**SHORT PROBLEM**
Go through the entries below and pick out every line with "this".

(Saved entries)

*-*-*

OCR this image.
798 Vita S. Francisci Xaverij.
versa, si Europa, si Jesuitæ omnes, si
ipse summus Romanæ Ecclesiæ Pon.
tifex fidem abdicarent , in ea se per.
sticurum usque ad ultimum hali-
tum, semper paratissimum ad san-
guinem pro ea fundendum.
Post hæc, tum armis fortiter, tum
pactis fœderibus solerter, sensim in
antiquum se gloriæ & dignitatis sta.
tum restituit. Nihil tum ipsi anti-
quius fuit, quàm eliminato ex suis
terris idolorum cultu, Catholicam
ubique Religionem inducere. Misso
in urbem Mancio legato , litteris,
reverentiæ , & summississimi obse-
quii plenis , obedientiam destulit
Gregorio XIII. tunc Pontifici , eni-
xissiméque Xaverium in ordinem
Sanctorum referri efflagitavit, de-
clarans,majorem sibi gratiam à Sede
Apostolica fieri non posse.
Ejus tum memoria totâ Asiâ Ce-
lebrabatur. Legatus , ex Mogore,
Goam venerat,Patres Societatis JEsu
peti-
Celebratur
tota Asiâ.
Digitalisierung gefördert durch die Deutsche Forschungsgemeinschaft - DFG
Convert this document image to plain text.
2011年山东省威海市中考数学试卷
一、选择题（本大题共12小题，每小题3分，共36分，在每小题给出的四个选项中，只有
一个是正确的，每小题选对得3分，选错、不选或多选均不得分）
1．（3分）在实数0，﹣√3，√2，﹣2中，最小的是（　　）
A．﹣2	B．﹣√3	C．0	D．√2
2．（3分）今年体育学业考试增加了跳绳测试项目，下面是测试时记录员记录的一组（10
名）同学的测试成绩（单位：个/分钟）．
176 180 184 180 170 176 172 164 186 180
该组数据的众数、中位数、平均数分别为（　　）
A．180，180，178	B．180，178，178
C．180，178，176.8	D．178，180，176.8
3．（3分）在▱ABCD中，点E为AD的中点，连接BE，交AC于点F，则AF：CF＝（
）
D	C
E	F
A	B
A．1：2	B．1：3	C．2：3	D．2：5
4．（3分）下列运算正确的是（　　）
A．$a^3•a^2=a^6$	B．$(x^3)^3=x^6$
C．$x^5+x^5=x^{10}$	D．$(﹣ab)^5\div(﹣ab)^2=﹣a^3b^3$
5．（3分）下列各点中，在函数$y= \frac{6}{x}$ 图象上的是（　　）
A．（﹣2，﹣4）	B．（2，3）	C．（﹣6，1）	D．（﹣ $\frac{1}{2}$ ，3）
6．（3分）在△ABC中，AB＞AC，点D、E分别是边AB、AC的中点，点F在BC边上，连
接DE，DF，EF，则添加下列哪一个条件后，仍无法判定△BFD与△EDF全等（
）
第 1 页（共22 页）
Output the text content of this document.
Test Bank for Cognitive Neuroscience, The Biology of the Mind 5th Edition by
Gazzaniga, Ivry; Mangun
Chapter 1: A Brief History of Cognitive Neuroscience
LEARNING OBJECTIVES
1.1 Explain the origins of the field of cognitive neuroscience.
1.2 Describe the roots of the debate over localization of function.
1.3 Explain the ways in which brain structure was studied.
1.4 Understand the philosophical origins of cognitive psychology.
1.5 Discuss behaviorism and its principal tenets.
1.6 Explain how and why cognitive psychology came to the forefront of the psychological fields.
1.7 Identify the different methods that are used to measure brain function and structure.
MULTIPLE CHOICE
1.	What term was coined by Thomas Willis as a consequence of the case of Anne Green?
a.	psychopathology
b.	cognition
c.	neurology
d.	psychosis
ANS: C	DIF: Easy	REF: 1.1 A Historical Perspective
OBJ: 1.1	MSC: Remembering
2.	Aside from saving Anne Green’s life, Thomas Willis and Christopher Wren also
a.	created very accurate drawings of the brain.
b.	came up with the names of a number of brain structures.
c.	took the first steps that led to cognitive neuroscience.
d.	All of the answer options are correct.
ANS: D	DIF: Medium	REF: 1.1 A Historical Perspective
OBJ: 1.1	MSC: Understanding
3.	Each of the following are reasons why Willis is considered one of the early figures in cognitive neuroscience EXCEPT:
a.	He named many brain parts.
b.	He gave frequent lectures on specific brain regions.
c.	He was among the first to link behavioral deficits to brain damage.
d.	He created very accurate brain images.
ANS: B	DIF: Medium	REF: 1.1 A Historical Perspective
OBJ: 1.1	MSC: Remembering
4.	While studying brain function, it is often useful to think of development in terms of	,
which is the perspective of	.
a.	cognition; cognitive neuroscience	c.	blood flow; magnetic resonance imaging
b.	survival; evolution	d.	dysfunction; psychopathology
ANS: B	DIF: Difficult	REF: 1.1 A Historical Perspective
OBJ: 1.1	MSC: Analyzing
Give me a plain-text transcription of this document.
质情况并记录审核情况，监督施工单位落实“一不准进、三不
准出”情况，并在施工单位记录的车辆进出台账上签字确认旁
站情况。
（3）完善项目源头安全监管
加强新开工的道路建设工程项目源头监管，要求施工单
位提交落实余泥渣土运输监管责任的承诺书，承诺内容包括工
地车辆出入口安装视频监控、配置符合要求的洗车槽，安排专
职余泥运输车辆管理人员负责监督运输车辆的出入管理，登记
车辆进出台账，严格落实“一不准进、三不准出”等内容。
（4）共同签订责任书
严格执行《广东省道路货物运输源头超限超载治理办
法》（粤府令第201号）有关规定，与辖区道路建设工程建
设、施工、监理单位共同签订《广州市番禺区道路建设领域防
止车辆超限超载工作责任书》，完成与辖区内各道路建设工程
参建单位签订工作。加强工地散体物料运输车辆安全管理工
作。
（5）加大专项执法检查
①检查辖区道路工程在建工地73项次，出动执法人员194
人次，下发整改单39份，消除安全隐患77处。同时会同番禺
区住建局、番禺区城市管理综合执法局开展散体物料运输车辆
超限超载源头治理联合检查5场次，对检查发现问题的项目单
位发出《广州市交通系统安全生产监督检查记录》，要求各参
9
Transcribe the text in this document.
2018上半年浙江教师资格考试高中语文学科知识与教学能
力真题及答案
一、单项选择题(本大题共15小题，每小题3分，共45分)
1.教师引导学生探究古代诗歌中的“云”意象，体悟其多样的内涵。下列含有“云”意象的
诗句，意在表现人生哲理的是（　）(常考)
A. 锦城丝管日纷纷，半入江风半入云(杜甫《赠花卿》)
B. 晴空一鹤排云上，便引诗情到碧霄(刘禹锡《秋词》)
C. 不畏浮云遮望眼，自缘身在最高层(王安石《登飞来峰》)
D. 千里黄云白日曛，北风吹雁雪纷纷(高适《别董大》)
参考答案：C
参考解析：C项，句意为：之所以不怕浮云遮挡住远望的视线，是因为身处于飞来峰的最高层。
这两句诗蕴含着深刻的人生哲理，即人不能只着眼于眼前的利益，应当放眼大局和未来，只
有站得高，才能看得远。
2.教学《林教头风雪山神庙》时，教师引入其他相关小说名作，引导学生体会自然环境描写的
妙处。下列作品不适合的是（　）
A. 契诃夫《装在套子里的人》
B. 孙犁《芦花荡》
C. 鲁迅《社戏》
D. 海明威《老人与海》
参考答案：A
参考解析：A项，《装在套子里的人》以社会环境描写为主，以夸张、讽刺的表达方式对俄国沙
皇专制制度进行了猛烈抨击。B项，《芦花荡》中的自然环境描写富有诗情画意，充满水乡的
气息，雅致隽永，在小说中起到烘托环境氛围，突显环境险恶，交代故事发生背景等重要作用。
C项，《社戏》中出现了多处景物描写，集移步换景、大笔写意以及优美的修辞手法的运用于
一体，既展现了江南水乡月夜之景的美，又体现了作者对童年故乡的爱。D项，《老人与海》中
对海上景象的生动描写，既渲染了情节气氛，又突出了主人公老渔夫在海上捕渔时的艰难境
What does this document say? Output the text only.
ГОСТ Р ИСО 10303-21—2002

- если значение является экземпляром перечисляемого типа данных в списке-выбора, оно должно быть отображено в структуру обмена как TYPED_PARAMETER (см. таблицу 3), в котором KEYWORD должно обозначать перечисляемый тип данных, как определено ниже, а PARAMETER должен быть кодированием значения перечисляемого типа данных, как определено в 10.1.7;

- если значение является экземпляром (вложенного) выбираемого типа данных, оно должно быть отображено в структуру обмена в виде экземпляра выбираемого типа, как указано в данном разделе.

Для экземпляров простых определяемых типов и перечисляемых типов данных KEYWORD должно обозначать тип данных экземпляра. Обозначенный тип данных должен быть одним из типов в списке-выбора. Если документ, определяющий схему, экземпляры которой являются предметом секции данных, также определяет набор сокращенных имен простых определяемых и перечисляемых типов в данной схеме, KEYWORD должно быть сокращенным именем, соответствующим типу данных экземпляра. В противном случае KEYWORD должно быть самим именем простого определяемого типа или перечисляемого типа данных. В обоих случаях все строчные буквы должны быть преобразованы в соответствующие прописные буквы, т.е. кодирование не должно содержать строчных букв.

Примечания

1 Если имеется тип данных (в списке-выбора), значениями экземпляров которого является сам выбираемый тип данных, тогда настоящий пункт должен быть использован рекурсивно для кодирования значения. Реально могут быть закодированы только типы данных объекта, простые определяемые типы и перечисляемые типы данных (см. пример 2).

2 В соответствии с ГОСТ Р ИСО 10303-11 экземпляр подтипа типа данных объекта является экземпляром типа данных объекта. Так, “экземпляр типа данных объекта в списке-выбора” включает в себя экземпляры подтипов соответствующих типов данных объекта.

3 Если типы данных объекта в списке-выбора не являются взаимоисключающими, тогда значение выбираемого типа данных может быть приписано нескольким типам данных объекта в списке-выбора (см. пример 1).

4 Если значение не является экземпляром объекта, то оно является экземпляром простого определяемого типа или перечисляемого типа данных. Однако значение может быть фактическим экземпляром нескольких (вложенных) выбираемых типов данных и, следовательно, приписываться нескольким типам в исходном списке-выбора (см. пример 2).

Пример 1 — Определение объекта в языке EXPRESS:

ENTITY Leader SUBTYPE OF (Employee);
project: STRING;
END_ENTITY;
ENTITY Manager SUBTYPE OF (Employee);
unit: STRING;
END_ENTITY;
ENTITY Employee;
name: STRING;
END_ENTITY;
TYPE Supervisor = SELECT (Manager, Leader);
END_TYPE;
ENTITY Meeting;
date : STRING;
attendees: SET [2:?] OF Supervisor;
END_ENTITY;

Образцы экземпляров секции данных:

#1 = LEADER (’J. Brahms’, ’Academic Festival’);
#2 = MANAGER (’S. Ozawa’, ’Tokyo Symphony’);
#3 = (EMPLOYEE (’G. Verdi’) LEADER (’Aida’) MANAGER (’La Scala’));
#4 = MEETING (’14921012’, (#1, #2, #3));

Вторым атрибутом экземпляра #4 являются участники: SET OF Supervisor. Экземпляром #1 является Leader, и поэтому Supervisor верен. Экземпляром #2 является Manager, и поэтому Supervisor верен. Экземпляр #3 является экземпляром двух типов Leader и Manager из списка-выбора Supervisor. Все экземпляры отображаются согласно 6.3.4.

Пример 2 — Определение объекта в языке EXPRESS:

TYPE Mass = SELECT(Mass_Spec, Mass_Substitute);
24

*-*-*

**FINISHED TASK**
OCR this image.
Convert this document image to plain text.
Output the text content of this document.
Give me a plain-text transcription of this document.
Transcribe the text in this document.
What does this document say? Output the text only.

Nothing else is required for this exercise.